- WHAT TO DO
For each line in the material below that holds "kommer", copy that line.

- GIVEN RECORDS
------------
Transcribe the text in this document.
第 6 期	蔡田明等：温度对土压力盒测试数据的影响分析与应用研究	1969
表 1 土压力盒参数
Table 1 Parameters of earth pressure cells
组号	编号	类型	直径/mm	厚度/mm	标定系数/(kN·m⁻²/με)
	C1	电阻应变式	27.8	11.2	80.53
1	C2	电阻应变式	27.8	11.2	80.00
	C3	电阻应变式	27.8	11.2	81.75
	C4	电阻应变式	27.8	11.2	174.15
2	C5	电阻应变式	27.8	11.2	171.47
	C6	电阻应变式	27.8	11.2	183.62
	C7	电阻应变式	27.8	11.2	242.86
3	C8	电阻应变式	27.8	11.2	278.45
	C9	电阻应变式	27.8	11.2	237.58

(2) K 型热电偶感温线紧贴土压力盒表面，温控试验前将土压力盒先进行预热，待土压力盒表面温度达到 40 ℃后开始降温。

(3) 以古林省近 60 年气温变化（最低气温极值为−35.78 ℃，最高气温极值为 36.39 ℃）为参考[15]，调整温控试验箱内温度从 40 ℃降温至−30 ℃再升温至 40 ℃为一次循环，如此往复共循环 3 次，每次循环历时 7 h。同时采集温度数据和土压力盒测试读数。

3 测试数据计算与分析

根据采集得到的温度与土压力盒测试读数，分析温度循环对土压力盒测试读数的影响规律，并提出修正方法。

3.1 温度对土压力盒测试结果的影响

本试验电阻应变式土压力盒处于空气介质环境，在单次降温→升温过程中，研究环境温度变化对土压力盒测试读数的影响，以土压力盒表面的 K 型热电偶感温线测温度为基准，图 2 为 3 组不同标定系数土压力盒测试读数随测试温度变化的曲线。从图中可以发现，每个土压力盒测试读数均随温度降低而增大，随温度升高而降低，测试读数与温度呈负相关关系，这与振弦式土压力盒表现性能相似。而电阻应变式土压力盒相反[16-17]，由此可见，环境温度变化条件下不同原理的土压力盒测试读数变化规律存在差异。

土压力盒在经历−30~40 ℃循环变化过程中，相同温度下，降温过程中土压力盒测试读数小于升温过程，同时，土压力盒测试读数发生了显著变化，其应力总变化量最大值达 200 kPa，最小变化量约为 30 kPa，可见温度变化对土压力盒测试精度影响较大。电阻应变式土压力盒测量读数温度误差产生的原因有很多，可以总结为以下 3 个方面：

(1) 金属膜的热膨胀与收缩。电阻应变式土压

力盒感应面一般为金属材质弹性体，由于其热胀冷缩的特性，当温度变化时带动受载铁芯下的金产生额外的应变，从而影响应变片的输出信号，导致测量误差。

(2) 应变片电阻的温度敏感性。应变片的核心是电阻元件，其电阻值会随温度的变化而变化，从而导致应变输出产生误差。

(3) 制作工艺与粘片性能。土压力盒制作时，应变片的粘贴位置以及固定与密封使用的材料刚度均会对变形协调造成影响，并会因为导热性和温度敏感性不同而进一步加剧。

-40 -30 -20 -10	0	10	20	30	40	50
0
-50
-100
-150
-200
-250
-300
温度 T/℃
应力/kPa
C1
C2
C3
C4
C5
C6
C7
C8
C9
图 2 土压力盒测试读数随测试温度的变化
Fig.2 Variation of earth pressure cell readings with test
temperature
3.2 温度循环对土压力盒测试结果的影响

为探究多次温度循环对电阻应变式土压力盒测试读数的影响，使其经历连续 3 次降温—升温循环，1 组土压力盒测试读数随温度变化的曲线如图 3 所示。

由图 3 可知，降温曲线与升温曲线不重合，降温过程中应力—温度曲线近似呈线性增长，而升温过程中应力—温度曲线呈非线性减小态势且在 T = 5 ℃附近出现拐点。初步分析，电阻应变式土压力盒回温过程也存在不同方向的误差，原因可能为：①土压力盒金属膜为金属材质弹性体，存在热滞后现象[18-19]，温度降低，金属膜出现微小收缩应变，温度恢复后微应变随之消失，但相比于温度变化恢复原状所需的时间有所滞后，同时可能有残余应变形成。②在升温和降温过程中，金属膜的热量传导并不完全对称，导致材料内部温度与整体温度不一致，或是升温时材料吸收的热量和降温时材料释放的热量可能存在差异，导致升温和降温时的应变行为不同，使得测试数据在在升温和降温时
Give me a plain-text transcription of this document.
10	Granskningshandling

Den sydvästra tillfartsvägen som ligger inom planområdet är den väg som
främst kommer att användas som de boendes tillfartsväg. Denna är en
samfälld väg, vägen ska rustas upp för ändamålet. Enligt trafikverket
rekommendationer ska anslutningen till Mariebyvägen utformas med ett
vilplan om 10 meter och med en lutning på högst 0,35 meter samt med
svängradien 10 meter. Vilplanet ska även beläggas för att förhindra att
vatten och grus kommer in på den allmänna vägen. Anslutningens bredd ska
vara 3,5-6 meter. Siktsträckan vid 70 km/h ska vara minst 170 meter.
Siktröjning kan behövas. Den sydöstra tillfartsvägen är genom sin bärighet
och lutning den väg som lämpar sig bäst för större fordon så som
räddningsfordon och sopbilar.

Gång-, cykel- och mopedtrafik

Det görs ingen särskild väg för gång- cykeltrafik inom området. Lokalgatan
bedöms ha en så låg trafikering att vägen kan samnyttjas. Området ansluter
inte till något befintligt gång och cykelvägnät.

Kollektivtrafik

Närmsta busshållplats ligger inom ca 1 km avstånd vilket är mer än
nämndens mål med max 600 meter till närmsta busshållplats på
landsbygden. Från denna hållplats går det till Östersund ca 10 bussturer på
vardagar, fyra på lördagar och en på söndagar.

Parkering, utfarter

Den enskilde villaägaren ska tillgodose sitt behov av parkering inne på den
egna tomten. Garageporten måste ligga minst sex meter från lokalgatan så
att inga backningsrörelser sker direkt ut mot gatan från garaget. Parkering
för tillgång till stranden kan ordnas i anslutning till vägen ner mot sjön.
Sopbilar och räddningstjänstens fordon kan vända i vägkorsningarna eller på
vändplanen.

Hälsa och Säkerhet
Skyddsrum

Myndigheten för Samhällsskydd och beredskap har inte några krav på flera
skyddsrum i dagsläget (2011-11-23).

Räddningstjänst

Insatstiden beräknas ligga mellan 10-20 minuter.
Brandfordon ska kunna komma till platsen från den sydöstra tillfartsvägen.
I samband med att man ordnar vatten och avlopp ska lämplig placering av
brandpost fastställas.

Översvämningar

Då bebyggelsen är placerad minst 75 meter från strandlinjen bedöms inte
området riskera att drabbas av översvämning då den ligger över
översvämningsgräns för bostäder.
------------
- EXERCISE RESPONSE
främst kommer att användas som de boendes tillfartsväg. Denna är en
vatten och grus kommer in på den allmänna vägen. Anslutningens bredd ska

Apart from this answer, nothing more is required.